◆ Short exercise
Every line of the material is to be repeated exactly as it stands.

Records from a data source
•••

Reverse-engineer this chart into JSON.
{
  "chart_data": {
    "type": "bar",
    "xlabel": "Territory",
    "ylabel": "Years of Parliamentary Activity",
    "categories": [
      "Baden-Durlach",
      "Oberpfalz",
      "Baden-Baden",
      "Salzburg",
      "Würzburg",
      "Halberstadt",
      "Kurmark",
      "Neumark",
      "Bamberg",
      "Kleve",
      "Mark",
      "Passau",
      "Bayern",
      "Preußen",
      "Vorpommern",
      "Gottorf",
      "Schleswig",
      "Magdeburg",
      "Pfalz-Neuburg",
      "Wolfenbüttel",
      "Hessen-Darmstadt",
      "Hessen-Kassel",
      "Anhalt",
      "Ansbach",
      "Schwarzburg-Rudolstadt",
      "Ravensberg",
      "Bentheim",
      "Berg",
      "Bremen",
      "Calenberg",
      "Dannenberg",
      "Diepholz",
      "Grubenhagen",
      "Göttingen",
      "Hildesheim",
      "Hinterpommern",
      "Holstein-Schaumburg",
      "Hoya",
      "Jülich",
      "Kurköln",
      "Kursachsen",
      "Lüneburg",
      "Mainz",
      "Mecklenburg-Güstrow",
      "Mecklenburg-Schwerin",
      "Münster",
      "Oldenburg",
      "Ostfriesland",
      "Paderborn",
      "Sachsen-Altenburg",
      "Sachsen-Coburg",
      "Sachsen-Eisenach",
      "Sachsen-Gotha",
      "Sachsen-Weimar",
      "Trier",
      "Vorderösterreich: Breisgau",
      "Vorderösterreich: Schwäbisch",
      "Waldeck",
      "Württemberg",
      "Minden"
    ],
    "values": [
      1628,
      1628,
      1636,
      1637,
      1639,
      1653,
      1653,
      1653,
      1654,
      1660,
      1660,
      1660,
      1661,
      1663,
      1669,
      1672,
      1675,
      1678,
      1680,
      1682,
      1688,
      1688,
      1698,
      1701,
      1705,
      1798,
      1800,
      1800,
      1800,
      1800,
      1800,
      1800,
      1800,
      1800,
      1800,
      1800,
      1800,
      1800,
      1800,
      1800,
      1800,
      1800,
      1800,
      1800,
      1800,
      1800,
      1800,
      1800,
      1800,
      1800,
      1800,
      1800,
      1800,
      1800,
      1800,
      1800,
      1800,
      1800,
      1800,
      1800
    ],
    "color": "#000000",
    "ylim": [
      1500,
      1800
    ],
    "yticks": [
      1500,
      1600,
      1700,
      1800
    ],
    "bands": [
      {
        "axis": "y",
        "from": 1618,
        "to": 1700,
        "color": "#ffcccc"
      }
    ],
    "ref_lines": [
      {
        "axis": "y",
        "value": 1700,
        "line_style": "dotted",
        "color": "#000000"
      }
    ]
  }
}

•••

◆ Result for this task
Reverse-engineer this chart into JSON.
{
  "chart_data": {
    "type": "bar",
    "xlabel": "Territory",
    "ylabel": "Years of Parliamentary Activity",
    "categories": [
      "Baden-Durlach",
      "Oberpfalz",
      "Baden-Baden",
      "Salzburg",
      "Würzburg",
      "Halberstadt",
      "Kurmark",
      "Neumark",
      "Bamberg",
      "Kleve",
      "Mark",
      "Passau",
      "Bayern",
      "Preußen",
      "Vorpommern",
      "Gottorf",
      "Schleswig",
      "Magdeburg",
      "Pfalz-Neuburg",
      "Wolfenbüttel",
      "Hessen-Darmstadt",
      "Hessen-Kassel",
      "Anhalt",
      "Ansbach",
      "Schwarzburg-Rudolstadt",
      "Ravensberg",
      "Bentheim",
      "Berg",
      "Bremen",
      "Calenberg",
      "Dannenberg",
      "Diepholz",
      "Grubenhagen",
      "Göttingen",
      "Hildesheim",
      "Hinterpommern",
      "Holstein-Schaumburg",
      "Hoya",
      "Jülich",
      "Kurköln",
      "Kursachsen",
      "Lüneburg",
      "Mainz",
      "Mecklenburg-Güstrow",
      "Mecklenburg-Schwerin",
      "Münster",
      "Oldenburg",
      "Ostfriesland",
      "Paderborn",
      "Sachsen-Altenburg",
      "Sachsen-Coburg",
      "Sachsen-Eisenach",
      "Sachsen-Gotha",
      "Sachsen-Weimar",
      "Trier",
      "Vorderösterreich: Breisgau",
      "Vorderösterreich: Schwäbisch",
      "Waldeck",
      "Württemberg",
      "Minden"
    ],
    "values": [
      1628,
      1628,
      1636,
      1637,
      1639,
      1653,
      1653,
      1653,
      1654,
      1660,
      1660,
      1660,
      1661,
      1663,
      1669,
      1672,
      1675,
      1678,
      1680,
      1682,
      1688,
      1688,
      1698,
      1701,
      1705,
      1798,
      1800,
      1800,
      1800,
      1800,
      1800,
      1800,
      1800,
      1800,
      1800,
      1800,
      1800,
      1800,
      1800,
      1800,
      1800,
      1800,
      1800,
      1800,
      1800,
      1800,
      1800,
      1800,
      1800,
      1800,
      1800,
      1800,
      1800,
      1800,
      1800,
      1800,
      1800,
      1800,
      1800,
      1800
    ],
    "color": "#000000",
    "ylim": [
      1500,
      1800
    ],
    "yticks": [
      1500,
      1600,
      1700,
      1800
    ],
    "bands": [
      {
        "axis": "y",
        "from": 1618,
        "to": 1700,
        "color": "#ffcccc"
      }
    ],
    "ref_lines": [
      {
        "axis": "y",
        "value": 1700,
        "line_style": "dotted",
        "color": "#000000"
      }
    ]
  }
}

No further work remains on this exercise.